(Bounding box entries)
━━━

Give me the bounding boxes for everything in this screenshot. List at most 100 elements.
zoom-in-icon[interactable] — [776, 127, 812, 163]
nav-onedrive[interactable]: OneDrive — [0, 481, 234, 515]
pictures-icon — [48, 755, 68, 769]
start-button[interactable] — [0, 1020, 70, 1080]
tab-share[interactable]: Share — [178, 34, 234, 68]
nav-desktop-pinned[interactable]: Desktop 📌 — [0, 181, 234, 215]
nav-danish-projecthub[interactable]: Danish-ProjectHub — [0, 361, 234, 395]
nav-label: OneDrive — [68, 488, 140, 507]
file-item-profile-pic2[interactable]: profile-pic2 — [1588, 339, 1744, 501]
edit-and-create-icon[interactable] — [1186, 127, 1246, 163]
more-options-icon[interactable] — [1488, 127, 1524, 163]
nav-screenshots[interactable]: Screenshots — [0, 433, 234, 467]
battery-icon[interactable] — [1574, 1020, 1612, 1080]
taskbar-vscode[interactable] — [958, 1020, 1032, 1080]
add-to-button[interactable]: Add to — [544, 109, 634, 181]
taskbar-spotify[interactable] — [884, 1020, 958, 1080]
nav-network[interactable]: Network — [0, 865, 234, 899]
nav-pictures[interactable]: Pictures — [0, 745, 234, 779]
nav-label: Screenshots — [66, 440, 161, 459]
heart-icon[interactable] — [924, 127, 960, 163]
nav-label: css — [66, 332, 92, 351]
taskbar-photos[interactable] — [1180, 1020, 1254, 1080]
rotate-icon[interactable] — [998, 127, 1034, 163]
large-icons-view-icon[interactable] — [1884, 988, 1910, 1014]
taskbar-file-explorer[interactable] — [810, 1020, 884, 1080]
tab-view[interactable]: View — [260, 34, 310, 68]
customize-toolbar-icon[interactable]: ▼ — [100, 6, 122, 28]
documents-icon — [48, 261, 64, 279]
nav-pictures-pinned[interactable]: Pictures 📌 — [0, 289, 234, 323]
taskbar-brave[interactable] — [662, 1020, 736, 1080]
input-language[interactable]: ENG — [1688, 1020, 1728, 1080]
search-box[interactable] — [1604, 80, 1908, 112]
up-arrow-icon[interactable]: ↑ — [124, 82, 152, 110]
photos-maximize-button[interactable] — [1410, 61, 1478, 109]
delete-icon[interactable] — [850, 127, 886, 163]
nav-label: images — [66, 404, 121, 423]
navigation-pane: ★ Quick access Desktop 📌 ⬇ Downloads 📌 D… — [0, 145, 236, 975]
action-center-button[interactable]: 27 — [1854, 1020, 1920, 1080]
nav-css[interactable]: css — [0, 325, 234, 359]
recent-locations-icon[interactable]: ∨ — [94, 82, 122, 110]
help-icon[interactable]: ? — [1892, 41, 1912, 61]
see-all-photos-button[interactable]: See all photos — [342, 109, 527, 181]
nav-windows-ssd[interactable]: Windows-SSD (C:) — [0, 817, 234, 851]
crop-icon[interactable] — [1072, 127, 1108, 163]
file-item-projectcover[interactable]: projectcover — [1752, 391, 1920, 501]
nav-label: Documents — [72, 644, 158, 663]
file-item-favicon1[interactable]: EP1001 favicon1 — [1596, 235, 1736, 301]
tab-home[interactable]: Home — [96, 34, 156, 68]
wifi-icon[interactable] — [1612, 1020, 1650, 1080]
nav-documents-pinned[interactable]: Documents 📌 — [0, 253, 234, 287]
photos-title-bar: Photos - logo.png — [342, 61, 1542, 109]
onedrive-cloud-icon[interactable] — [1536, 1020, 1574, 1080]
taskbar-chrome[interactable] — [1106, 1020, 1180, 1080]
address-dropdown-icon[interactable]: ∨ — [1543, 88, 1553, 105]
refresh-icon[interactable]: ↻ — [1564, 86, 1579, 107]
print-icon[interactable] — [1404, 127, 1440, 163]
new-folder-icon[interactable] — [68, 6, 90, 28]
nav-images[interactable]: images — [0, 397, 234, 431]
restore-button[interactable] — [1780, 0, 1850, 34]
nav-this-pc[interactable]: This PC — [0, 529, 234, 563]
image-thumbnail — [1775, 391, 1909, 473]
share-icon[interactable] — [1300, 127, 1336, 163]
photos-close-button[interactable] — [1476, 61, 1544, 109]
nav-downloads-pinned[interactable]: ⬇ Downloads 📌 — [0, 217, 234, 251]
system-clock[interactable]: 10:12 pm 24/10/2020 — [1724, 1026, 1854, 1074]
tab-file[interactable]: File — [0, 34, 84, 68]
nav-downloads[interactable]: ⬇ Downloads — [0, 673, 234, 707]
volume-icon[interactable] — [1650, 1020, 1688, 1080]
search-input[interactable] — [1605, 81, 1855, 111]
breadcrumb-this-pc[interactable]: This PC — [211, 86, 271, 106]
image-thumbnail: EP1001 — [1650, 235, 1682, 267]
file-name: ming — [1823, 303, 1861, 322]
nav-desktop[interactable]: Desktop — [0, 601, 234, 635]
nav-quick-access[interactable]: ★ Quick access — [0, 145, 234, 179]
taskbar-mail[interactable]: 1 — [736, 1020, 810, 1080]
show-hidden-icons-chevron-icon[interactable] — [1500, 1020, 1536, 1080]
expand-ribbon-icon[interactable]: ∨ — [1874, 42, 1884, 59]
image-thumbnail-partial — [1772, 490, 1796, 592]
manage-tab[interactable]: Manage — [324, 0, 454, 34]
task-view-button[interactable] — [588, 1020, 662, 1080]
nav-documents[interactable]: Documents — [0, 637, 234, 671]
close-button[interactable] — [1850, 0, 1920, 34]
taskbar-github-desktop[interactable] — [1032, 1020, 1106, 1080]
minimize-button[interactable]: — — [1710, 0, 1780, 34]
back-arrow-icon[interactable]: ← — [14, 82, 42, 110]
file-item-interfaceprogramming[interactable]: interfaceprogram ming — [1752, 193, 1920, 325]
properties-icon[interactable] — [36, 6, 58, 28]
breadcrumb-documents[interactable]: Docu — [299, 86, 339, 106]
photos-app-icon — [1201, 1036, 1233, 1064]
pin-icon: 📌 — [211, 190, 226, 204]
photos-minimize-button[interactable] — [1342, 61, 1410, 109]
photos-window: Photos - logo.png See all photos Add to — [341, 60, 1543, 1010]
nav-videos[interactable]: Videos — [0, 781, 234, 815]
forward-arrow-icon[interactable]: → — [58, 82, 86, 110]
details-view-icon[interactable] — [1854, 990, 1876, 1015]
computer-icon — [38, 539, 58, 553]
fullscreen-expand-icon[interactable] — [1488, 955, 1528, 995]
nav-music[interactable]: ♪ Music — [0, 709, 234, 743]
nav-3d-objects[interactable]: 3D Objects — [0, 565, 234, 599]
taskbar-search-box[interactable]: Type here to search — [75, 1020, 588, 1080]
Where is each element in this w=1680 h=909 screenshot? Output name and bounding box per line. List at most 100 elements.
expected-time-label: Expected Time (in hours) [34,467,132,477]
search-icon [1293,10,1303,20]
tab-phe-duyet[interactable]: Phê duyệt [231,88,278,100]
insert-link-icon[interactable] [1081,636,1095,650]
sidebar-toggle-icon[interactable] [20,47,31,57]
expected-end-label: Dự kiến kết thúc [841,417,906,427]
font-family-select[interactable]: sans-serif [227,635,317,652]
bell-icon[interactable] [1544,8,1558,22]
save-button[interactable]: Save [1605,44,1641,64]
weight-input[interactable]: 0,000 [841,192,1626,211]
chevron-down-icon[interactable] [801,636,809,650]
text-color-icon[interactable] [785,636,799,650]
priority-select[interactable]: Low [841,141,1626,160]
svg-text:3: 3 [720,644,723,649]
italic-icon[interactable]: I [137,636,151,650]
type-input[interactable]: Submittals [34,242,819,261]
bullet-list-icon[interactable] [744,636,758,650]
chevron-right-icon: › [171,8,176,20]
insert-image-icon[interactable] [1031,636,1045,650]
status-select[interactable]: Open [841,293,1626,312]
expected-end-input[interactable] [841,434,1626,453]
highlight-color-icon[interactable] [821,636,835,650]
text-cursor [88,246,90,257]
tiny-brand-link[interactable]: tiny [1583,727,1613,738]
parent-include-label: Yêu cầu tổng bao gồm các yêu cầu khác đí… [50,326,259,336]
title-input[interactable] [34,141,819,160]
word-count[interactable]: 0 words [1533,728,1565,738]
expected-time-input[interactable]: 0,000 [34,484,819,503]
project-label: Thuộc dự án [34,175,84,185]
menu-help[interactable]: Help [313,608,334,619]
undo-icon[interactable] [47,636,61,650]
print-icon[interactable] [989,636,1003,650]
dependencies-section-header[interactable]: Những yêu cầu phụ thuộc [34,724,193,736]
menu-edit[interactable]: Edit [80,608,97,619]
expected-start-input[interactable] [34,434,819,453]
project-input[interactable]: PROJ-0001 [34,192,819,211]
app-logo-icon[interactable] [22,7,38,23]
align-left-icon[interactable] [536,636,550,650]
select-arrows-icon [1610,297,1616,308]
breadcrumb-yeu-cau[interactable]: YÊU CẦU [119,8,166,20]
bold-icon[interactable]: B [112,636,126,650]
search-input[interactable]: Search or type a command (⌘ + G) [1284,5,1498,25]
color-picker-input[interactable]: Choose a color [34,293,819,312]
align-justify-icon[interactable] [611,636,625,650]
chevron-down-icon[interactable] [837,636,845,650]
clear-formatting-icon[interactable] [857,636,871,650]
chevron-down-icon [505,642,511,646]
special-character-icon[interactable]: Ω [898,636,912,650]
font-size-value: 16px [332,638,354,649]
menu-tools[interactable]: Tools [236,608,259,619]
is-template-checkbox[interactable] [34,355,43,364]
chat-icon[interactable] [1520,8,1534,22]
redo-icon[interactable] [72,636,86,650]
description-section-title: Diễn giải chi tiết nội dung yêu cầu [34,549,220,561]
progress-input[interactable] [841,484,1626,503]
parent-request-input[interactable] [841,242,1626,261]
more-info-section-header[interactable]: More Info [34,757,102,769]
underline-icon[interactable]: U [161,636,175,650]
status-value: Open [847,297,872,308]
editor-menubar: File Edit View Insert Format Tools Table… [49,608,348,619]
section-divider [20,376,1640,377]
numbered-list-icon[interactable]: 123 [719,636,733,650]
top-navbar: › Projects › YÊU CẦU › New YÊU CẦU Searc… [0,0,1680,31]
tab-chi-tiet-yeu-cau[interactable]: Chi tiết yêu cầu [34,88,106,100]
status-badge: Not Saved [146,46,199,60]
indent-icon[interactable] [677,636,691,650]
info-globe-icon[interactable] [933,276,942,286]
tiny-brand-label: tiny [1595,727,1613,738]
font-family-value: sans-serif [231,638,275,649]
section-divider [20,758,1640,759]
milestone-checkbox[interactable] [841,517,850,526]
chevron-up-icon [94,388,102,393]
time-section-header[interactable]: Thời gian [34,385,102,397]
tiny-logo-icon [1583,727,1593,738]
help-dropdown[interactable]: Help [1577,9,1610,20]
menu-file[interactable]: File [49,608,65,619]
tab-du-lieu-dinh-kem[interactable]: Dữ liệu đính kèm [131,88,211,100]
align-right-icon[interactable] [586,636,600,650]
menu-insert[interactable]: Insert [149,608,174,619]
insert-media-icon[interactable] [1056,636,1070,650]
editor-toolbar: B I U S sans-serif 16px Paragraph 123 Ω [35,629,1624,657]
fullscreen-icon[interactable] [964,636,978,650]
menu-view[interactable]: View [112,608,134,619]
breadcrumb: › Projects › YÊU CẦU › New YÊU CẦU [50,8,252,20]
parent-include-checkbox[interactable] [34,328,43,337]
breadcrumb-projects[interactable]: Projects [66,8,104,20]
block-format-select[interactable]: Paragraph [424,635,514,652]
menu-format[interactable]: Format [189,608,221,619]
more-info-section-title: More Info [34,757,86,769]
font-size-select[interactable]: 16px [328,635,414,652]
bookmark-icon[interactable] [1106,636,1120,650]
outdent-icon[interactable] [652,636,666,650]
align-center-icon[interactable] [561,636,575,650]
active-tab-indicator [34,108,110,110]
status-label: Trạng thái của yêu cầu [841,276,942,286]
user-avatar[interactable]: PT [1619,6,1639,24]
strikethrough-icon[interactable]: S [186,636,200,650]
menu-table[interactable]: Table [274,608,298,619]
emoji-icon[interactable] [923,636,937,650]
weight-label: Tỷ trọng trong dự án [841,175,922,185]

━━━

## EXERCISE
Reproduce word for word everything from the first of the rows above down to the row containing "nav-desktop-pinned[interactable]: Desktop 📌", including both of those rows.

## FULL SOLUTION
Give me the bounding boxes for everything in this screenshot. List at most 100 elements.
zoom-in-icon[interactable] — [776, 127, 812, 163]
nav-onedrive[interactable]: OneDrive — [0, 481, 234, 515]
pictures-icon — [48, 755, 68, 769]
start-button[interactable] — [0, 1020, 70, 1080]
tab-share[interactable]: Share — [178, 34, 234, 68]
nav-desktop-pinned[interactable]: Desktop 📌 — [0, 181, 234, 215]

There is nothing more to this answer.